◆ **GIVEN TASK**: Identify all lines below that hold "Martha" and collect them.

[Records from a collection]
** START **
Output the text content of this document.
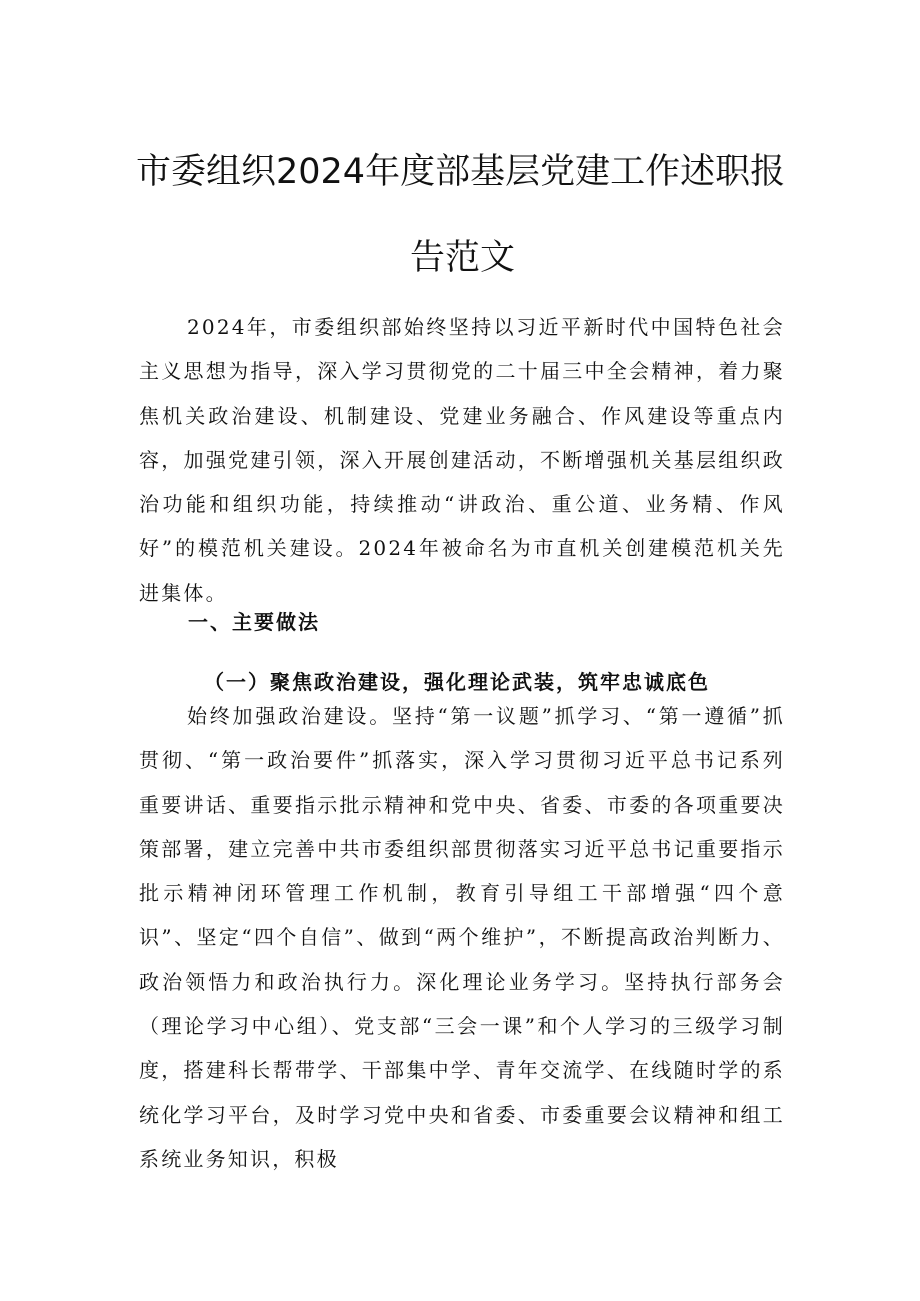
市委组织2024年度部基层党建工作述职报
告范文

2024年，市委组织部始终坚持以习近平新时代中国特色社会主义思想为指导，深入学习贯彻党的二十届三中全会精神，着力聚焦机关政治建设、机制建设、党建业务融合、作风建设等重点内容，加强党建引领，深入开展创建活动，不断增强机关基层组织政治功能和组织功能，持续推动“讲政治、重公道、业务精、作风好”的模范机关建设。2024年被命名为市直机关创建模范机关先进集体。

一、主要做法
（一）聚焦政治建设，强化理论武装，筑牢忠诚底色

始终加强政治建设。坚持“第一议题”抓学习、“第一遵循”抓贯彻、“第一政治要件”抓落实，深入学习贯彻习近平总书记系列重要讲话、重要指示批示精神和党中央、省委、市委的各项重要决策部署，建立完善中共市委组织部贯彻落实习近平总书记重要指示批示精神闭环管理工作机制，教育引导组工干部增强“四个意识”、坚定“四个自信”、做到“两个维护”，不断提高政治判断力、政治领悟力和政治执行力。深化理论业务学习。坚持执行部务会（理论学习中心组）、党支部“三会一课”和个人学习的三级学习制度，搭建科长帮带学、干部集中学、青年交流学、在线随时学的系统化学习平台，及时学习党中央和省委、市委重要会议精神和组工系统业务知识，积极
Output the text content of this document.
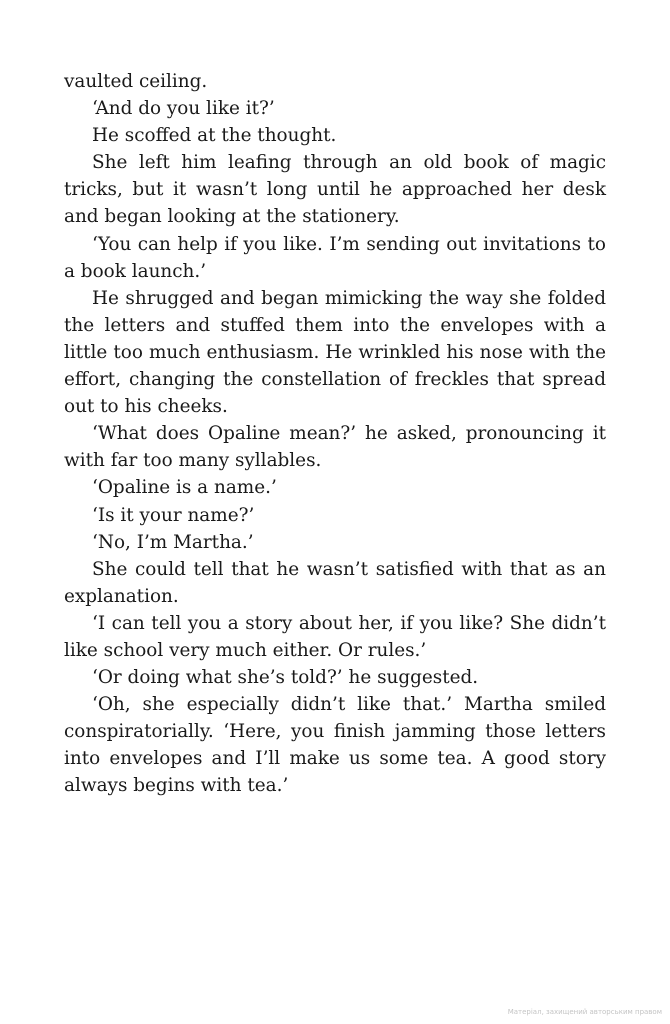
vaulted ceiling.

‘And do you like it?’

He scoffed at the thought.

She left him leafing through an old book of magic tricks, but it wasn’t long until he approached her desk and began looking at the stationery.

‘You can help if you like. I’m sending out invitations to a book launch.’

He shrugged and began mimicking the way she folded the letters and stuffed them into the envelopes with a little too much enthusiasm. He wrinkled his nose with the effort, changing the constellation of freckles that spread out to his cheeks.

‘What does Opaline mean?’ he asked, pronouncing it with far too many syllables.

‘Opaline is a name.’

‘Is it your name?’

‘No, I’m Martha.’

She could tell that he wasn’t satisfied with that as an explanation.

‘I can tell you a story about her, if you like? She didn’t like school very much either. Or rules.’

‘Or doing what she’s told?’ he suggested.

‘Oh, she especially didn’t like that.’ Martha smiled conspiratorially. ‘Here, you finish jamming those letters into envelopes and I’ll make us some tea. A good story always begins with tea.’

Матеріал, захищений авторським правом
** END **
** START **
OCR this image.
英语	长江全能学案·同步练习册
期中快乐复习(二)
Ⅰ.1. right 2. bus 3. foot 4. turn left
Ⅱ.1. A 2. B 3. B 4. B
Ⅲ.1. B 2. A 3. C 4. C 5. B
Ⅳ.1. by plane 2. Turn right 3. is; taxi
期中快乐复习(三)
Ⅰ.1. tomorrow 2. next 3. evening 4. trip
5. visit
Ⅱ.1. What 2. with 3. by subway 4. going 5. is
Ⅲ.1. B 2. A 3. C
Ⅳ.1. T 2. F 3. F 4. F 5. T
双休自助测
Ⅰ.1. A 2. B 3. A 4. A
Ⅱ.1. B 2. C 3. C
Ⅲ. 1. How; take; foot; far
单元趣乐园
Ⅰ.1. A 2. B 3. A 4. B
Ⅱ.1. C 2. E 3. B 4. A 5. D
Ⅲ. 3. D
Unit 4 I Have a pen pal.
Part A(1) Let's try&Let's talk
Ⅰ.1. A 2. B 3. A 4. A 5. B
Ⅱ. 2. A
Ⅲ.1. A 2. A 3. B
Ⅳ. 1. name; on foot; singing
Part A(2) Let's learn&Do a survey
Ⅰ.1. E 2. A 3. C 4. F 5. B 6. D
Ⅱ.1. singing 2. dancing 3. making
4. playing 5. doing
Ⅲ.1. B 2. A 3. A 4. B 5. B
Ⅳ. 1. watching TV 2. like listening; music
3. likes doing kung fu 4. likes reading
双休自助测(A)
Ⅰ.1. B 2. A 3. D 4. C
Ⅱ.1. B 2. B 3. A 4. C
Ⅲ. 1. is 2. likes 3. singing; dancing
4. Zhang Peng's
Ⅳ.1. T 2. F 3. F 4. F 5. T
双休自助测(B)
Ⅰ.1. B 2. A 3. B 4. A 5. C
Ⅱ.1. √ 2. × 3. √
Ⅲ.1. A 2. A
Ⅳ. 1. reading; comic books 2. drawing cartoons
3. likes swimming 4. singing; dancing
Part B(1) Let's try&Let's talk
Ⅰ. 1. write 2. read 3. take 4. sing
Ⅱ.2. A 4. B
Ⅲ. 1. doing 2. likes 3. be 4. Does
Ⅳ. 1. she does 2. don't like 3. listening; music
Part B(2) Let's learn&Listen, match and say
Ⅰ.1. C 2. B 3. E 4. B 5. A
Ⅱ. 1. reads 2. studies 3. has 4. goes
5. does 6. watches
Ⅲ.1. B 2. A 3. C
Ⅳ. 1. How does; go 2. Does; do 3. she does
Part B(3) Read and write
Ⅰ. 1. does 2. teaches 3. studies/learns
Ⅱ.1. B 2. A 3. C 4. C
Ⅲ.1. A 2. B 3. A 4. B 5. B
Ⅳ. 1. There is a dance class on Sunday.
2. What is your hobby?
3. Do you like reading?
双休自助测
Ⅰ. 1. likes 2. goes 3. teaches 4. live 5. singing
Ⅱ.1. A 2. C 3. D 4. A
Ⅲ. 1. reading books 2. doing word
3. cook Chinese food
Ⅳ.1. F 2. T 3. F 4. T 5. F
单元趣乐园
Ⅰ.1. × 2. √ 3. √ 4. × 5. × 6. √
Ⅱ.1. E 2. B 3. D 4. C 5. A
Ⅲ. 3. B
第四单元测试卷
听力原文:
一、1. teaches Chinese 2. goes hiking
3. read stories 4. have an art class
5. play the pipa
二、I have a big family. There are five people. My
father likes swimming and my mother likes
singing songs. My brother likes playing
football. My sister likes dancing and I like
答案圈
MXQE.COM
** END **
** START **
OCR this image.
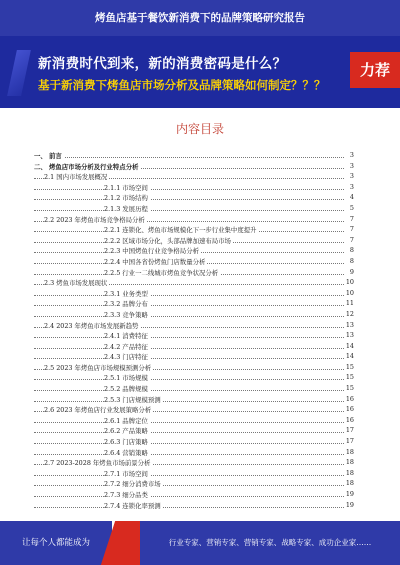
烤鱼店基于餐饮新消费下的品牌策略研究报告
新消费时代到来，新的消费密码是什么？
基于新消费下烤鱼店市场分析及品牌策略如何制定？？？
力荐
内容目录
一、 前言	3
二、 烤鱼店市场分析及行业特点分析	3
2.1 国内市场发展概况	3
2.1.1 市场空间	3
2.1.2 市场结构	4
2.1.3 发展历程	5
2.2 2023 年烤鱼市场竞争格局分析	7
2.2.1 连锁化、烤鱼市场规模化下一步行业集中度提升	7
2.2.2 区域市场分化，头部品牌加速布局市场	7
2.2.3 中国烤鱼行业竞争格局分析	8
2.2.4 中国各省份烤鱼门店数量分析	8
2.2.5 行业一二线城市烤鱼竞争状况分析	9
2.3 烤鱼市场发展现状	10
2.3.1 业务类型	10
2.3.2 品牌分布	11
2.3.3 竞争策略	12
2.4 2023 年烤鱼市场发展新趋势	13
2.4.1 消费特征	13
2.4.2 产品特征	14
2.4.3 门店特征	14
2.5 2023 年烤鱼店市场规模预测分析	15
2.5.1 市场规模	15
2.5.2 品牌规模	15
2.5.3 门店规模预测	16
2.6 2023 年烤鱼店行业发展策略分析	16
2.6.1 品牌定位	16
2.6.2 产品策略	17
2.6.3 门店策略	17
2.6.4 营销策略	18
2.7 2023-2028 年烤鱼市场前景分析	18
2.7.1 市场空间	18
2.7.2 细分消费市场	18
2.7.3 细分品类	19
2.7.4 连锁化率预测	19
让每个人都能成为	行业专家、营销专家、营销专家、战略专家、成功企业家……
** END **
◆ **RESULT**:
‘No, I’m Martha.’
‘Oh, she especially didn’t like that.’ Martha smiled conspiratorially. ‘Here, you finish jamming those letters into envelopes and I’ll make us some tea. A good story always begins with tea.’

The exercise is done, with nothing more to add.